## Start Input data

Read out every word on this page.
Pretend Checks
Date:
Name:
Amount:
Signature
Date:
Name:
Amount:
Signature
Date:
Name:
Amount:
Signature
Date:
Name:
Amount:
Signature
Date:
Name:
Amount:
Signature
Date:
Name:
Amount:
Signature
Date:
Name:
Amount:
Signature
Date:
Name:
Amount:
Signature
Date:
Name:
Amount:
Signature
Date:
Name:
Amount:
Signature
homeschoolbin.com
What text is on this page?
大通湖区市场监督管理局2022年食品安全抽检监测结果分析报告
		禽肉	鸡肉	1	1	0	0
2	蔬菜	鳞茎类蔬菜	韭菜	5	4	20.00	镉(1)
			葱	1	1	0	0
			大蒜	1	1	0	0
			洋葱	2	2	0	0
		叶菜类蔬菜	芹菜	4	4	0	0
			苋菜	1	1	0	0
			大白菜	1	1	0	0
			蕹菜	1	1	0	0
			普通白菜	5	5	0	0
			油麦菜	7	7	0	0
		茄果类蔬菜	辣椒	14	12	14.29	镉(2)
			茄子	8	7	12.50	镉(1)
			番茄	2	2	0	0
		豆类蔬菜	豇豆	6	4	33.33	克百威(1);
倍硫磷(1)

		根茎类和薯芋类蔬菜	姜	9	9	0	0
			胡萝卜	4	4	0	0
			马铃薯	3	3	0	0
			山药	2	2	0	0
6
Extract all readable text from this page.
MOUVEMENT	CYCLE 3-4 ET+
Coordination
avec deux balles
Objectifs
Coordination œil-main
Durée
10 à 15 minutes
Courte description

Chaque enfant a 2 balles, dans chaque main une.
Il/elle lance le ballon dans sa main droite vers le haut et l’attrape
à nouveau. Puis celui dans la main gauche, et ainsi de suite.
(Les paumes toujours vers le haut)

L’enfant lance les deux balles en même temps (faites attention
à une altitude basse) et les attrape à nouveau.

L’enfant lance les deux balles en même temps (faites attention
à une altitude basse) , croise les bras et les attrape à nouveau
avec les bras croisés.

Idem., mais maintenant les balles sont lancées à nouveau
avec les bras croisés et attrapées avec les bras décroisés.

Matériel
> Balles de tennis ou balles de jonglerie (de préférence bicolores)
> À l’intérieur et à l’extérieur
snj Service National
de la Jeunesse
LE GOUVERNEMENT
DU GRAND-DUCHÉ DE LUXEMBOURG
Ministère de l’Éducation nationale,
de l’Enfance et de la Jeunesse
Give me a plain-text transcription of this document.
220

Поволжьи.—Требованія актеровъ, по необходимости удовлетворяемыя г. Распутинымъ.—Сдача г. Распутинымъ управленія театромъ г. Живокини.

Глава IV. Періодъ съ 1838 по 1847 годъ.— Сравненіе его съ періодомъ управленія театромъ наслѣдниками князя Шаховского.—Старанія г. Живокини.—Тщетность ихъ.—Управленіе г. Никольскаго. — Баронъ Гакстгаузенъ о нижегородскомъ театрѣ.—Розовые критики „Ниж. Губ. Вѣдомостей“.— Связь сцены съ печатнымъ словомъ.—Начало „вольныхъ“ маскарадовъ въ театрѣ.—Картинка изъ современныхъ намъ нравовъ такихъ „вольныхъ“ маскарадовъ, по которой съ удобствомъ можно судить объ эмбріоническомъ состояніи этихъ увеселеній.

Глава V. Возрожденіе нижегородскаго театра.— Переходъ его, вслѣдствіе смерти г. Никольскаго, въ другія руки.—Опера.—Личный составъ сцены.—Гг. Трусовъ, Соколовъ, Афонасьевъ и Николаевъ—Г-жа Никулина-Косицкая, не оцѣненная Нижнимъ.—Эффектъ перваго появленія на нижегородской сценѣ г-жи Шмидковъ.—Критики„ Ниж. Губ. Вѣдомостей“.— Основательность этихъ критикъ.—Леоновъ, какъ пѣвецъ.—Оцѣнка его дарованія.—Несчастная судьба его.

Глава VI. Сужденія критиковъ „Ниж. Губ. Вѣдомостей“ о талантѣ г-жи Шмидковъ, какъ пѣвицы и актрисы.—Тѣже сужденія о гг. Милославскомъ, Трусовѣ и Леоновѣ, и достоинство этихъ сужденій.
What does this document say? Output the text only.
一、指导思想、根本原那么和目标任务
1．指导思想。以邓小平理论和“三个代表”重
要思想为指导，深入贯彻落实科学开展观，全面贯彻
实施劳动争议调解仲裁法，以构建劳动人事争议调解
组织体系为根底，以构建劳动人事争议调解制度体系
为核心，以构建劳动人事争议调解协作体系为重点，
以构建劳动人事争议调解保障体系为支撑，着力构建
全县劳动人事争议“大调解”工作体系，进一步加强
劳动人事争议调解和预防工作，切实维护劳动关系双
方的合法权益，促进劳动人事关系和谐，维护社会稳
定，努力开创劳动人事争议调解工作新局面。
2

## End Input data

Repeat the records exactly, including every line.

_The result_
Read out every word on this page.
Pretend Checks
Date:
Name:
Amount:
Signature
Date:
Name:
Amount:
Signature
Date:
Name:
Amount:
Signature
Date:
Name:
Amount:
Signature
Date:
Name:
Amount:
Signature
Date:
Name:
Amount:
Signature
Date:
Name:
Amount:
Signature
Date:
Name:
Amount:
Signature
Date:
Name:
Amount:
Signature
Date:
Name:
Amount:
Signature
homeschoolbin.com
What text is on this page?
大通湖区市场监督管理局2022年食品安全抽检监测结果分析报告
		禽肉	鸡肉	1	1	0	0
2	蔬菜	鳞茎类蔬菜	韭菜	5	4	20.00	镉(1)
			葱	1	1	0	0
			大蒜	1	1	0	0
			洋葱	2	2	0	0
		叶菜类蔬菜	芹菜	4	4	0	0
			苋菜	1	1	0	0
			大白菜	1	1	0	0
			蕹菜	1	1	0	0
			普通白菜	5	5	0	0
			油麦菜	7	7	0	0
		茄果类蔬菜	辣椒	14	12	14.29	镉(2)
			茄子	8	7	12.50	镉(1)
			番茄	2	2	0	0
		豆类蔬菜	豇豆	6	4	33.33	克百威(1);
倍硫磷(1)

		根茎类和薯芋类蔬菜	姜	9	9	0	0
			胡萝卜	4	4	0	0
			马铃薯	3	3	0	0
			山药	2	2	0	0
6
Extract all readable text from this page.
MOUVEMENT	CYCLE 3-4 ET+
Coordination
avec deux balles
Objectifs
Coordination œil-main
Durée
10 à 15 minutes
Courte description

Chaque enfant a 2 balles, dans chaque main une.
Il/elle lance le ballon dans sa main droite vers le haut et l’attrape
à nouveau. Puis celui dans la main gauche, et ainsi de suite.
(Les paumes toujours vers le haut)

L’enfant lance les deux balles en même temps (faites attention
à une altitude basse) et les attrape à nouveau.

L’enfant lance les deux balles en même temps (faites attention
à une altitude basse) , croise les bras et les attrape à nouveau
avec les bras croisés.

Idem., mais maintenant les balles sont lancées à nouveau
avec les bras croisés et attrapées avec les bras décroisés.

Matériel
> Balles de tennis ou balles de jonglerie (de préférence bicolores)
> À l’intérieur et à l’extérieur
snj Service National
de la Jeunesse
LE GOUVERNEMENT
DU GRAND-DUCHÉ DE LUXEMBOURG
Ministère de l’Éducation nationale,
de l’Enfance et de la Jeunesse
Give me a plain-text transcription of this document.
220

Поволжьи.—Требованія актеровъ, по необходимости удовлетворяемыя г. Распутинымъ.—Сдача г. Распутинымъ управленія театромъ г. Живокини.

Глава IV. Періодъ съ 1838 по 1847 годъ.— Сравненіе его съ періодомъ управленія театромъ наслѣдниками князя Шаховского.—Старанія г. Живокини.—Тщетность ихъ.—Управленіе г. Никольскаго. — Баронъ Гакстгаузенъ о нижегородскомъ театрѣ.—Розовые критики „Ниж. Губ. Вѣдомостей“.— Связь сцены съ печатнымъ словомъ.—Начало „вольныхъ“ маскарадовъ въ театрѣ.—Картинка изъ современныхъ намъ нравовъ такихъ „вольныхъ“ маскарадовъ, по которой съ удобствомъ можно судить объ эмбріоническомъ состояніи этихъ увеселеній.

Глава V. Возрожденіе нижегородскаго театра.— Переходъ его, вслѣдствіе смерти г. Никольскаго, въ другія руки.—Опера.—Личный составъ сцены.—Гг. Трусовъ, Соколовъ, Афонасьевъ и Николаевъ—Г-жа Никулина-Косицкая, не оцѣненная Нижнимъ.—Эффектъ перваго появленія на нижегородской сценѣ г-жи Шмидковъ.—Критики„ Ниж. Губ. Вѣдомостей“.— Основательность этихъ критикъ.—Леоновъ, какъ пѣвецъ.—Оцѣнка его дарованія.—Несчастная судьба его.

Глава VI. Сужденія критиковъ „Ниж. Губ. Вѣдомостей“ о талантѣ г-жи Шмидковъ, какъ пѣвицы и актрисы.—Тѣже сужденія о гг. Милославскомъ, Трусовѣ и Леоновѣ, и достоинство этихъ сужденій.
What does this document say? Output the text only.
一、指导思想、根本原那么和目标任务
1．指导思想。以邓小平理论和“三个代表”重
要思想为指导，深入贯彻落实科学开展观，全面贯彻
实施劳动争议调解仲裁法，以构建劳动人事争议调解
组织体系为根底，以构建劳动人事争议调解制度体系
为核心，以构建劳动人事争议调解协作体系为重点，
以构建劳动人事争议调解保障体系为支撑，着力构建
全县劳动人事争议“大调解”工作体系，进一步加强
劳动人事争议调解和预防工作，切实维护劳动关系双
方的合法权益，促进劳动人事关系和谐，维护社会稳
定，努力开创劳动人事争议调解工作新局面。
2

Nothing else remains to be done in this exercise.